Recast the lines as a JSON list of strings, one string per line and blank lines omitted, beginning with the line containing "svg-text:3,000: 3,000 (31, 180, 63, 193)" and continuing through the line containing "svg-text:2020: 2020 (551, 230, 579, 243)".

(Layout region records)
----
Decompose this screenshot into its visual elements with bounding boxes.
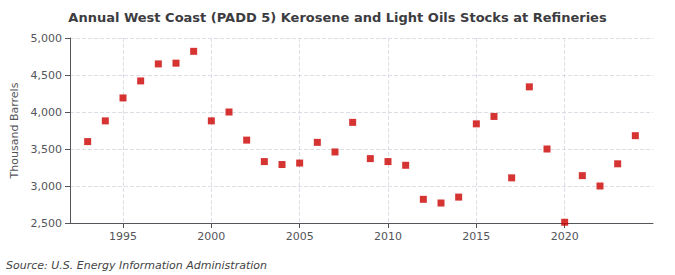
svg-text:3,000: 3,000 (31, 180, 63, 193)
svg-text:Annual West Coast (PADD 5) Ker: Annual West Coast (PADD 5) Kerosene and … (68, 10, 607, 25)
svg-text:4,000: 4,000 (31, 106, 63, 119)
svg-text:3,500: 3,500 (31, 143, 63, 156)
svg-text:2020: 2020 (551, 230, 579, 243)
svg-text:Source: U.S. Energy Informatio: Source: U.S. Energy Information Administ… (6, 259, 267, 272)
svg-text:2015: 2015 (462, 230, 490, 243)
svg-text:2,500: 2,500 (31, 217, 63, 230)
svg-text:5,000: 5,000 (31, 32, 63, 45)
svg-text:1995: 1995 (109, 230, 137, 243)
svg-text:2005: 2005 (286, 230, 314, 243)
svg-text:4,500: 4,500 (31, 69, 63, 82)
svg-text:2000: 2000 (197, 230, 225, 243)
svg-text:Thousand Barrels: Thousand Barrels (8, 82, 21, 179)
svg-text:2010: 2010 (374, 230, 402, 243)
----
**Answer below:**
[
  "svg-text:3,000: 3,000 (31, 180, 63, 193)",
  "svg-text:Annual West Coast (PADD 5) Ker: Annual West Coast (PADD 5) Kerosene and … (68, 10, 607, 25)",
  "svg-text:4,000: 4,000 (31, 106, 63, 119)",
  "svg-text:3,500: 3,500 (31, 143, 63, 156)",
  "svg-text:2020: 2020 (551, 230, 579, 243)"
]